### Objective
From the listing below, extract every line containing "Basic".

### Dataset records

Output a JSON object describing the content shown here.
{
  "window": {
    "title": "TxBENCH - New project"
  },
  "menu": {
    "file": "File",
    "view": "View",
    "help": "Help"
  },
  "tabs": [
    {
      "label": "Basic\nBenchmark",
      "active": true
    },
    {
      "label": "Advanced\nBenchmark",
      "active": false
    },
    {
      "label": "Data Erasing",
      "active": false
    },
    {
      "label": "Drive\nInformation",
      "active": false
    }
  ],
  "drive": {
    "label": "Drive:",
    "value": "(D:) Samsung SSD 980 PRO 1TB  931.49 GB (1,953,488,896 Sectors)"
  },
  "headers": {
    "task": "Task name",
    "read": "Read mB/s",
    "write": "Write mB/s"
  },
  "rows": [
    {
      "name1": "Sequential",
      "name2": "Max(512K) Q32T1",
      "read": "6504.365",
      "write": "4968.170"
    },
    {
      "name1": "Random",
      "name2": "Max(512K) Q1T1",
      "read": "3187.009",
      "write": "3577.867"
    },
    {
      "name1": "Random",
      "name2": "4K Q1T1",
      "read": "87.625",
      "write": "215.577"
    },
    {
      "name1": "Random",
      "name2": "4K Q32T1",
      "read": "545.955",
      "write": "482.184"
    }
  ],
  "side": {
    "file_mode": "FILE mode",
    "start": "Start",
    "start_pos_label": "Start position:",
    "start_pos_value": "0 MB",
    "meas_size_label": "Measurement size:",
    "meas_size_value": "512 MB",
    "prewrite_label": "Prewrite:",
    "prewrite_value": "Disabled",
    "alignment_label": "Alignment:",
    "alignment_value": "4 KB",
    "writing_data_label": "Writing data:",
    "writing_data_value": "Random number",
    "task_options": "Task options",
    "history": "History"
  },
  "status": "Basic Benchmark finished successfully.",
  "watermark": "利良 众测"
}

### Output
      "label": "Basic\nBenchmark",
  "status": "Basic Benchmark finished successfully.",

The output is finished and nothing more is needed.